EXERCISE PROMPT: Would you write out the entries below, every one of them, exactly?

DATA LISTING:
<<<<

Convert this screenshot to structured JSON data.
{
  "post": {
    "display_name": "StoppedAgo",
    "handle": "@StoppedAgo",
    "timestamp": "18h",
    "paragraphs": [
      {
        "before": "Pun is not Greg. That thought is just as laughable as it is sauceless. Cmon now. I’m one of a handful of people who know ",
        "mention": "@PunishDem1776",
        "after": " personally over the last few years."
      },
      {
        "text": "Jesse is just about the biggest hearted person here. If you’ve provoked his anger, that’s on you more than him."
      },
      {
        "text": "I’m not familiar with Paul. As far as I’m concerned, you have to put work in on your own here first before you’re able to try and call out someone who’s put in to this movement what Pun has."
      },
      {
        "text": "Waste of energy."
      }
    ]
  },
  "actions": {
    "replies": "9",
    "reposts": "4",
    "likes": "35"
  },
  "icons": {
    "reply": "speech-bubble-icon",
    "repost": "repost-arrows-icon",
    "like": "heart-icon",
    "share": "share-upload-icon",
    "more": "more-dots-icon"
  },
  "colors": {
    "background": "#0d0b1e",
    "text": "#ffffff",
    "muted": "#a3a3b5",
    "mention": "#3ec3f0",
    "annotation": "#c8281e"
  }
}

>>>>

TASK RESULT:
Convert this screenshot to structured JSON data.
{
  "post": {
    "display_name": "StoppedAgo",
    "handle": "@StoppedAgo",
    "timestamp": "18h",
    "paragraphs": [
      {
        "before": "Pun is not Greg. That thought is just as laughable as it is sauceless. Cmon now. I’m one of a handful of people who know ",
        "mention": "@PunishDem1776",
        "after": " personally over the last few years."
      },
      {
        "text": "Jesse is just about the biggest hearted person here. If you’ve provoked his anger, that’s on you more than him."
      },
      {
        "text": "I’m not familiar with Paul. As far as I’m concerned, you have to put work in on your own here first before you’re able to try and call out someone who’s put in to this movement what Pun has."
      },
      {
        "text": "Waste of energy."
      }
    ]
  },
  "actions": {
    "replies": "9",
    "reposts": "4",
    "likes": "35"
  },
  "icons": {
    "reply": "speech-bubble-icon",
    "repost": "repost-arrows-icon",
    "like": "heart-icon",
    "share": "share-upload-icon",
    "more": "more-dots-icon"
  },
  "colors": {
    "background": "#0d0b1e",
    "text": "#ffffff",
    "muted": "#a3a3b5",
    "mention": "#3ec3f0",
    "annotation": "#c8281e"
  }
}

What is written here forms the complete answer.